— Records —
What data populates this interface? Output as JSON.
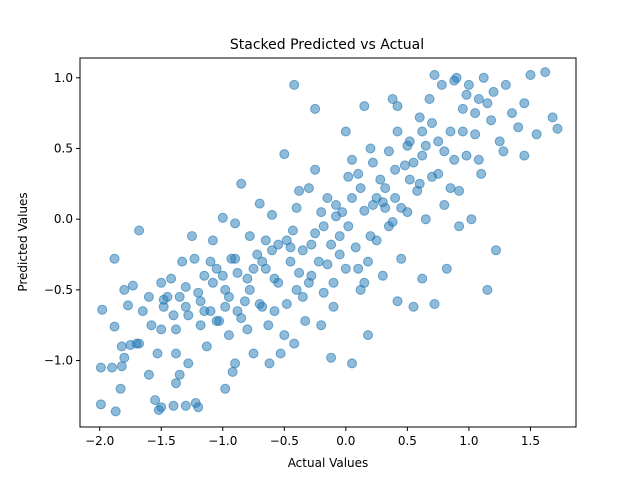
{
  "chart_data": {
    "type": "scatter",
    "title": "Stacked Predicted vs Actual",
    "xlabel": "Actual Values",
    "ylabel": "Predicted Values",
    "xlim": [
      -2.16,
      1.87
    ],
    "ylim": [
      -1.47,
      1.14
    ],
    "xticks": [
      -2.0,
      -1.5,
      -1.0,
      -0.5,
      0.0,
      0.5,
      1.0,
      1.5
    ],
    "xtick_labels": [
      "−2.0",
      "−1.5",
      "−1.0",
      "−0.5",
      "0.0",
      "0.5",
      "1.0",
      "1.5"
    ],
    "yticks": [
      -1.0,
      -0.5,
      0.0,
      0.5,
      1.0
    ],
    "ytick_labels": [
      "−1.0",
      "−0.5",
      "0.0",
      "0.5",
      "1.0"
    ],
    "grid": false,
    "legend": "none",
    "marker_color": "#1f77b4",
    "alpha": 0.5,
    "points": [
      [
        -1.99,
        -1.05
      ],
      [
        -1.98,
        -0.64
      ],
      [
        -1.9,
        -1.05
      ],
      [
        -1.88,
        -0.76
      ],
      [
        -1.88,
        -0.28
      ],
      [
        -1.87,
        -1.36
      ],
      [
        -1.99,
        -1.31
      ],
      [
        -1.83,
        -1.2
      ],
      [
        -1.82,
        -0.9
      ],
      [
        -1.82,
        -1.04
      ],
      [
        -1.8,
        -0.98
      ],
      [
        -1.8,
        -0.5
      ],
      [
        -1.77,
        -0.61
      ],
      [
        -1.75,
        -0.89
      ],
      [
        -1.73,
        -0.47
      ],
      [
        -1.7,
        -0.88
      ],
      [
        -1.68,
        -0.08
      ],
      [
        -1.65,
        -0.65
      ],
      [
        -1.6,
        -1.1
      ],
      [
        -1.55,
        -1.28
      ],
      [
        -1.53,
        -0.95
      ],
      [
        -1.5,
        -1.33
      ],
      [
        -1.5,
        -0.78
      ],
      [
        -1.48,
        -0.57
      ],
      [
        -1.45,
        -0.55
      ],
      [
        -1.42,
        -0.42
      ],
      [
        -1.4,
        -1.32
      ],
      [
        -1.38,
        -1.16
      ],
      [
        -1.38,
        -0.78
      ],
      [
        -1.35,
        -0.55
      ],
      [
        -1.33,
        -0.3
      ],
      [
        -1.3,
        -1.32
      ],
      [
        -1.3,
        -0.62
      ],
      [
        -1.28,
        -1.02
      ],
      [
        -1.25,
        -0.12
      ],
      [
        -1.23,
        -0.28
      ],
      [
        -1.2,
        -1.33
      ],
      [
        -1.18,
        -0.58
      ],
      [
        -1.15,
        -0.4
      ],
      [
        -1.13,
        -0.9
      ],
      [
        -1.1,
        -0.65
      ],
      [
        -1.08,
        -0.15
      ],
      [
        -1.05,
        -0.35
      ],
      [
        -1.03,
        -0.72
      ],
      [
        -1.0,
        0.01
      ],
      [
        -0.98,
        -0.5
      ],
      [
        -0.95,
        -0.82
      ],
      [
        -0.93,
        -0.28
      ],
      [
        -0.9,
        -0.03
      ],
      [
        -0.9,
        -1.02
      ],
      [
        -0.88,
        -0.65
      ],
      [
        -0.85,
        0.25
      ],
      [
        -0.82,
        -0.58
      ],
      [
        -0.8,
        -0.42
      ],
      [
        -0.78,
        -0.12
      ],
      [
        -0.75,
        -0.95
      ],
      [
        -0.72,
        -0.25
      ],
      [
        -0.7,
        0.11
      ],
      [
        -0.68,
        -0.62
      ],
      [
        -0.65,
        -0.35
      ],
      [
        -0.63,
        -0.75
      ],
      [
        -0.6,
        0.03
      ],
      [
        -0.58,
        -0.42
      ],
      [
        -0.55,
        -0.18
      ],
      [
        -0.53,
        -0.95
      ],
      [
        -0.5,
        0.46
      ],
      [
        -0.48,
        -0.6
      ],
      [
        -0.45,
        -0.3
      ],
      [
        -0.43,
        -0.08
      ],
      [
        -0.4,
        -0.5
      ],
      [
        -0.38,
        0.2
      ],
      [
        -0.35,
        -0.22
      ],
      [
        -0.33,
        -0.72
      ],
      [
        -0.3,
        0.22
      ],
      [
        -0.28,
        -0.4
      ],
      [
        -0.25,
        -0.1
      ],
      [
        -0.22,
        -0.3
      ],
      [
        -0.2,
        0.05
      ],
      [
        -0.18,
        -0.52
      ],
      [
        -0.15,
        0.15
      ],
      [
        -0.12,
        -0.18
      ],
      [
        -0.1,
        -0.45
      ],
      [
        -0.08,
        0.1
      ],
      [
        -0.05,
        -0.25
      ],
      [
        -0.03,
        0.05
      ],
      [
        0.0,
        -0.35
      ],
      [
        0.0,
        0.62
      ],
      [
        0.02,
        -0.05
      ],
      [
        0.05,
        -1.02
      ],
      [
        0.05,
        0.15
      ],
      [
        0.08,
        -0.2
      ],
      [
        0.1,
        0.32
      ],
      [
        0.12,
        -0.5
      ],
      [
        0.15,
        0.06
      ],
      [
        0.18,
        -0.3
      ],
      [
        0.2,
        0.5
      ],
      [
        0.22,
        0.1
      ],
      [
        0.25,
        -0.15
      ],
      [
        0.28,
        0.28
      ],
      [
        0.3,
        -0.4
      ],
      [
        0.32,
        0.22
      ],
      [
        0.35,
        0.48
      ],
      [
        0.38,
        -0.02
      ],
      [
        0.4,
        0.15
      ],
      [
        0.42,
        0.8
      ],
      [
        0.45,
        -0.28
      ],
      [
        0.48,
        0.38
      ],
      [
        0.5,
        0.05
      ],
      [
        0.52,
        0.55
      ],
      [
        0.55,
        -0.62
      ],
      [
        0.58,
        0.2
      ],
      [
        0.6,
        0.72
      ],
      [
        0.62,
        0.45
      ],
      [
        0.65,
        0.0
      ],
      [
        0.68,
        0.85
      ],
      [
        0.7,
        0.3
      ],
      [
        0.72,
        -0.6
      ],
      [
        0.75,
        0.55
      ],
      [
        0.78,
        0.95
      ],
      [
        0.8,
        0.1
      ],
      [
        0.82,
        -0.35
      ],
      [
        0.85,
        0.62
      ],
      [
        0.88,
        0.42
      ],
      [
        0.9,
        1.0
      ],
      [
        0.92,
        0.2
      ],
      [
        0.95,
        0.78
      ],
      [
        0.98,
        0.45
      ],
      [
        1.0,
        0.95
      ],
      [
        1.02,
        0.0
      ],
      [
        1.05,
        0.6
      ],
      [
        1.08,
        0.85
      ],
      [
        1.1,
        0.32
      ],
      [
        1.12,
        1.0
      ],
      [
        1.15,
        -0.5
      ],
      [
        1.18,
        0.7
      ],
      [
        1.2,
        0.9
      ],
      [
        1.25,
        0.55
      ],
      [
        1.3,
        0.95
      ],
      [
        1.35,
        0.75
      ],
      [
        1.4,
        0.65
      ],
      [
        1.45,
        0.82
      ],
      [
        1.5,
        1.02
      ],
      [
        1.55,
        0.6
      ],
      [
        1.62,
        1.04
      ],
      [
        1.68,
        0.72
      ],
      [
        1.72,
        0.64
      ],
      [
        1.45,
        0.45
      ],
      [
        1.28,
        0.48
      ],
      [
        1.22,
        -0.22
      ],
      [
        1.08,
        0.42
      ],
      [
        0.98,
        0.88
      ],
      [
        0.88,
        0.98
      ],
      [
        0.72,
        1.02
      ],
      [
        0.62,
        0.62
      ],
      [
        0.52,
        0.28
      ],
      [
        0.42,
        0.62
      ],
      [
        0.32,
        0.08
      ],
      [
        0.22,
        0.4
      ],
      [
        0.12,
        0.22
      ],
      [
        0.02,
        0.3
      ],
      [
        -0.08,
        0.02
      ],
      [
        -0.18,
        -0.05
      ],
      [
        -0.28,
        -0.18
      ],
      [
        -0.38,
        -0.38
      ],
      [
        -0.48,
        -0.15
      ],
      [
        -0.58,
        -0.65
      ],
      [
        -0.68,
        -0.3
      ],
      [
        -0.78,
        -0.5
      ],
      [
        -0.88,
        -0.38
      ],
      [
        -0.98,
        -0.62
      ],
      [
        -1.08,
        -0.45
      ],
      [
        -1.18,
        -0.75
      ],
      [
        -1.28,
        -0.68
      ],
      [
        -1.38,
        -0.95
      ],
      [
        -1.48,
        -0.62
      ],
      [
        -1.58,
        -0.75
      ],
      [
        -1.68,
        -0.88
      ],
      [
        -0.2,
        -0.75
      ],
      [
        -0.1,
        -0.62
      ],
      [
        0.1,
        -0.35
      ],
      [
        0.2,
        -0.12
      ],
      [
        -0.3,
        -0.45
      ],
      [
        -0.4,
        0.08
      ],
      [
        0.3,
        0.12
      ],
      [
        0.4,
        0.35
      ],
      [
        0.5,
        0.52
      ],
      [
        0.6,
        0.25
      ],
      [
        0.7,
        0.68
      ],
      [
        0.8,
        0.48
      ],
      [
        -0.5,
        -0.82
      ],
      [
        -0.6,
        -0.22
      ],
      [
        -0.7,
        -0.6
      ],
      [
        -0.8,
        -0.78
      ],
      [
        -0.9,
        -0.28
      ],
      [
        -1.0,
        -0.4
      ],
      [
        -1.1,
        -0.3
      ],
      [
        -1.2,
        -0.52
      ],
      [
        -1.3,
        -0.48
      ],
      [
        -1.4,
        -0.68
      ],
      [
        -1.5,
        -0.45
      ],
      [
        -1.6,
        -0.55
      ],
      [
        0.15,
        -0.45
      ],
      [
        -0.15,
        -0.32
      ],
      [
        -0.25,
        0.35
      ],
      [
        0.25,
        0.15
      ],
      [
        0.35,
        -0.05
      ],
      [
        0.45,
        0.08
      ],
      [
        -0.35,
        -0.55
      ],
      [
        -0.45,
        -0.2
      ],
      [
        0.05,
        0.42
      ],
      [
        -0.05,
        -0.12
      ],
      [
        0.55,
        0.4
      ],
      [
        -0.55,
        -0.45
      ],
      [
        0.65,
        0.52
      ],
      [
        -0.65,
        -0.15
      ],
      [
        0.75,
        0.32
      ],
      [
        -0.75,
        -0.35
      ],
      [
        0.85,
        0.22
      ],
      [
        -0.85,
        -0.7
      ],
      [
        0.95,
        0.62
      ],
      [
        -0.95,
        -0.55
      ],
      [
        1.05,
        0.75
      ],
      [
        -1.05,
        -0.72
      ],
      [
        1.15,
        0.82
      ],
      [
        -1.15,
        -0.65
      ],
      [
        -0.42,
        0.95
      ],
      [
        -0.25,
        0.78
      ],
      [
        0.15,
        0.8
      ],
      [
        0.38,
        0.85
      ],
      [
        -1.22,
        -1.3
      ],
      [
        -1.35,
        -1.1
      ],
      [
        -1.52,
        -1.35
      ],
      [
        -0.98,
        -1.2
      ],
      [
        -0.92,
        -1.08
      ],
      [
        -0.62,
        -1.02
      ],
      [
        -0.42,
        -0.88
      ],
      [
        -0.12,
        -0.98
      ],
      [
        0.18,
        -0.82
      ],
      [
        0.42,
        -0.58
      ],
      [
        0.62,
        -0.42
      ],
      [
        0.92,
        -0.05
      ]
    ]
  }
}
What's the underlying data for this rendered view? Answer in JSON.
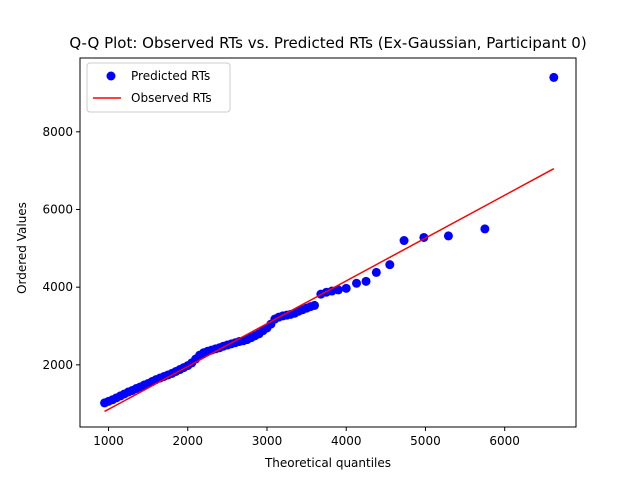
{
  "chart_data": {
    "type": "scatter",
    "title": "Q-Q Plot: Observed RTs vs. Predicted RTs (Ex-Gaussian, Participant 0)",
    "xlabel": "Theoretical quantiles",
    "ylabel": "Ordered Values",
    "xlim": [
      640,
      6900
    ],
    "ylim": [
      400,
      9900
    ],
    "x_ticks": [
      1000,
      2000,
      3000,
      4000,
      5000,
      6000
    ],
    "y_ticks": [
      2000,
      4000,
      6000,
      8000
    ],
    "grid": false,
    "legend": {
      "placement": "top-left",
      "entries": [
        "Predicted RTs",
        "Observed RTs"
      ]
    },
    "series": [
      {
        "name": "Predicted RTs",
        "kind": "scatter",
        "color": "#0000ff",
        "x": [
          950,
          1000,
          1050,
          1100,
          1150,
          1200,
          1250,
          1300,
          1350,
          1400,
          1450,
          1500,
          1550,
          1600,
          1650,
          1700,
          1750,
          1800,
          1850,
          1900,
          1950,
          2000,
          2050,
          2100,
          2150,
          2200,
          2250,
          2300,
          2350,
          2400,
          2450,
          2500,
          2550,
          2600,
          2650,
          2700,
          2750,
          2800,
          2850,
          2900,
          2950,
          3000,
          3050,
          3100,
          3150,
          3200,
          3250,
          3300,
          3350,
          3400,
          3450,
          3500,
          3550,
          3600,
          3680,
          3750,
          3820,
          3900,
          4000,
          4130,
          4250,
          4380,
          4550,
          4730,
          4980,
          5290,
          5750,
          6620
        ],
        "y": [
          1020,
          1060,
          1100,
          1150,
          1200,
          1250,
          1300,
          1340,
          1390,
          1430,
          1480,
          1520,
          1570,
          1620,
          1660,
          1700,
          1740,
          1780,
          1830,
          1880,
          1930,
          1980,
          2050,
          2150,
          2250,
          2310,
          2350,
          2380,
          2410,
          2440,
          2480,
          2510,
          2540,
          2570,
          2600,
          2620,
          2650,
          2700,
          2750,
          2800,
          2880,
          2950,
          3050,
          3180,
          3230,
          3260,
          3280,
          3300,
          3330,
          3380,
          3420,
          3460,
          3500,
          3530,
          3820,
          3870,
          3900,
          3930,
          3970,
          4100,
          4150,
          4380,
          4580,
          5200,
          5280,
          5320,
          5500,
          9400
        ]
      },
      {
        "name": "Observed RTs",
        "kind": "line",
        "color": "#ff0000",
        "x": [
          950,
          6620
        ],
        "y": [
          800,
          7050
        ]
      }
    ]
  }
}
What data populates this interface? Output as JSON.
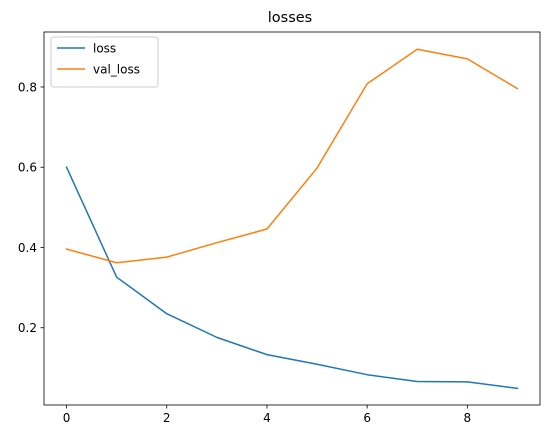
{
  "chart_data": {
    "type": "line",
    "title": "losses",
    "xlabel": "",
    "ylabel": "",
    "x": [
      0,
      1,
      2,
      3,
      4,
      5,
      6,
      7,
      8,
      9
    ],
    "xlim": [
      -0.45,
      9.45
    ],
    "ylim": [
      0.0075,
      0.937
    ],
    "xticks": [
      0,
      2,
      4,
      6,
      8
    ],
    "yticks": [
      0.2,
      0.4,
      0.6,
      0.8
    ],
    "xtick_labels": [
      "0",
      "2",
      "4",
      "6",
      "8"
    ],
    "ytick_labels": [
      "0.2",
      "0.4",
      "0.6",
      "0.8"
    ],
    "grid": false,
    "legend_position": "top-left",
    "series": [
      {
        "name": "loss",
        "color": "#1f77b4",
        "values": [
          0.6,
          0.326,
          0.235,
          0.176,
          0.133,
          0.109,
          0.083,
          0.066,
          0.065,
          0.049
        ]
      },
      {
        "name": "val_loss",
        "color": "#ff7f0e",
        "values": [
          0.396,
          0.362,
          0.376,
          0.412,
          0.446,
          0.598,
          0.808,
          0.894,
          0.87,
          0.796
        ]
      }
    ]
  }
}
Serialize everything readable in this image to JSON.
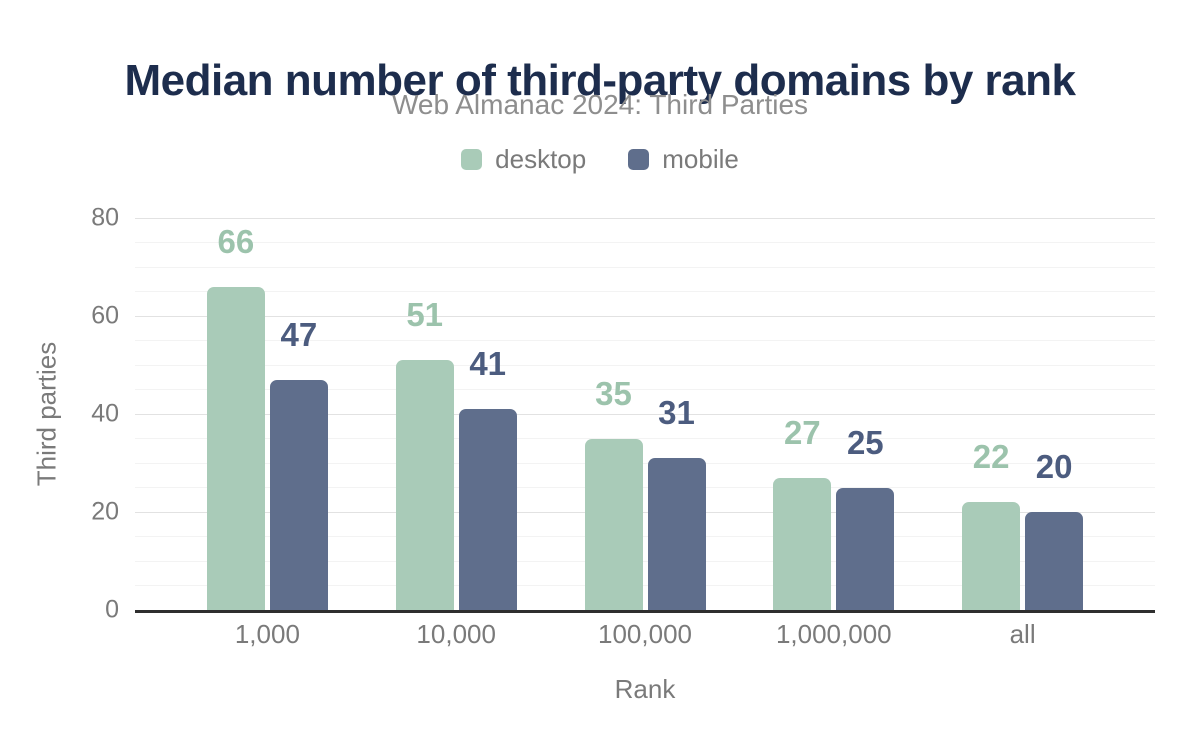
{
  "chart_data": {
    "type": "bar",
    "title": "Median number of third-party domains by rank",
    "subtitle": "Web Almanac 2024: Third Parties",
    "categories": [
      "1,000",
      "10,000",
      "100,000",
      "1,000,000",
      "all"
    ],
    "series": [
      {
        "name": "desktop",
        "values": [
          66,
          51,
          35,
          27,
          22
        ],
        "color": "#a9cbb8",
        "label_color": "#9cc3ac"
      },
      {
        "name": "mobile",
        "values": [
          47,
          41,
          31,
          25,
          20
        ],
        "color": "#5f6e8c",
        "label_color": "#4c5c7f"
      }
    ],
    "xlabel": "Rank",
    "ylabel": "Third parties",
    "ylim": [
      0,
      80
    ],
    "yticks": [
      0,
      20,
      40,
      60,
      80
    ],
    "minor_gridline_step": 5,
    "grid": true,
    "legend_position": "top",
    "data_labels": true
  },
  "colors": {
    "title": "#1d2d4d",
    "subtitle": "#8e8e8e",
    "axis_text": "#7a7a7a",
    "major_gridline": "#e2e2e2",
    "minor_gridline": "#f3f3f3",
    "axis_line": "#2e2e2e",
    "background": "#ffffff"
  }
}
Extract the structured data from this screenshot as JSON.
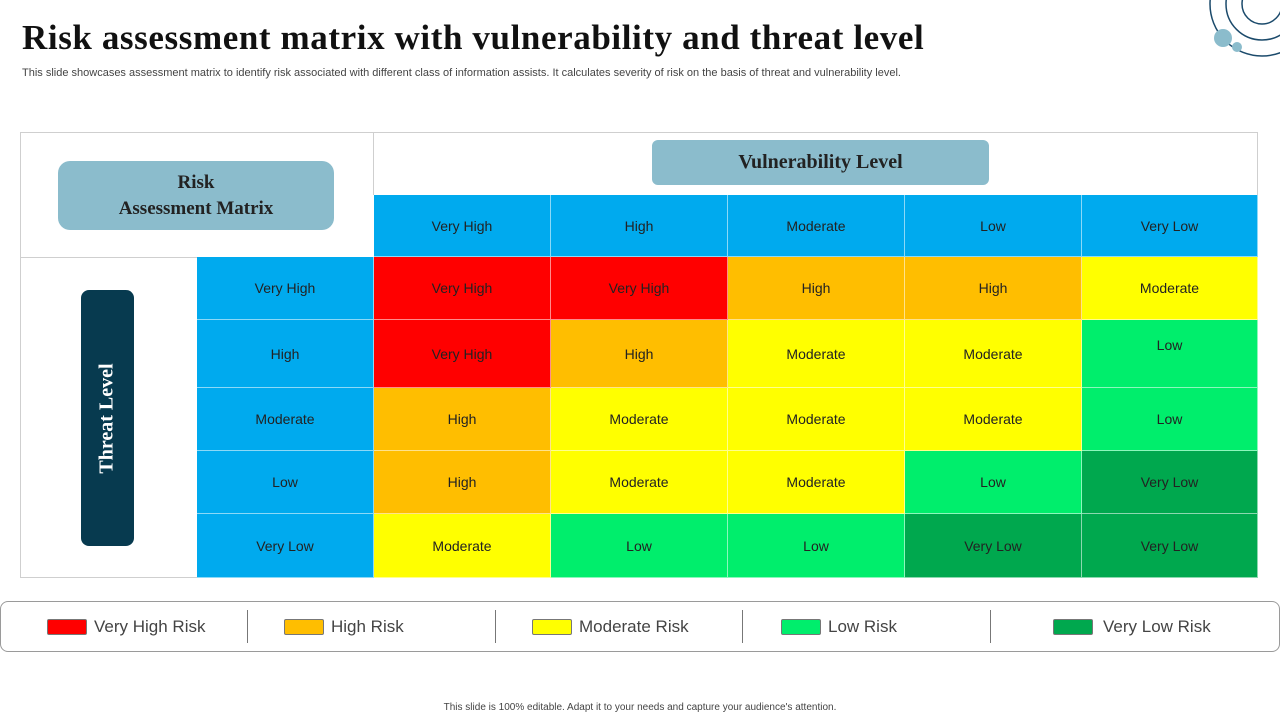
{
  "header": {
    "title": "Risk assessment matrix with vulnerability and threat level",
    "subtitle": "This slide showcases assessment matrix to identify risk associated with different class of information assists. It calculates severity of risk on the basis of threat and vulnerability level."
  },
  "matrix": {
    "corner_label_line1": "Risk",
    "corner_label_line2": "Assessment Matrix",
    "vulnerability_label": "Vulnerability  Level",
    "threat_label": "Threat Level",
    "vulnerability_levels": [
      "Very High",
      "High",
      "Moderate",
      "Low",
      "Very Low"
    ],
    "threat_levels": [
      "Very High",
      "High",
      "Moderate",
      "Low",
      "Very Low"
    ],
    "rows": [
      [
        "Very High",
        "Very High",
        "High",
        "High",
        "Moderate"
      ],
      [
        "Very High",
        "High",
        "Moderate",
        "Moderate",
        "Low"
      ],
      [
        "High",
        "Moderate",
        "Moderate",
        "Moderate",
        "Low"
      ],
      [
        "High",
        "Moderate",
        "Moderate",
        "Low",
        "Very Low"
      ],
      [
        "Moderate",
        "Low",
        "Low",
        "Very Low",
        "Very Low"
      ]
    ]
  },
  "colors": {
    "very_high": "#ff0000",
    "high": "#ffbe00",
    "moderate": "#ffff00",
    "low": "#00ee6c",
    "very_low": "#00a84e",
    "header": "#00aaee",
    "label_box": "#8bbccc",
    "threat_box": "#073a4f"
  },
  "legend": [
    "Very High Risk",
    "High Risk",
    "Moderate Risk",
    "Low Risk",
    "Very Low Risk"
  ],
  "footer": "This slide is 100% editable. Adapt it to your needs and capture your audience's attention."
}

— Task —
Gather from the entries above all lines that include the string "slide".

— Answer —
    "subtitle": "This slide showcases assessment matrix to identify risk associated with different class of information assists. It calculates severity of risk on the basis of threat and vulnerability level."
  "footer": "This slide is 100% editable. Adapt it to your needs and capture your audience's attention."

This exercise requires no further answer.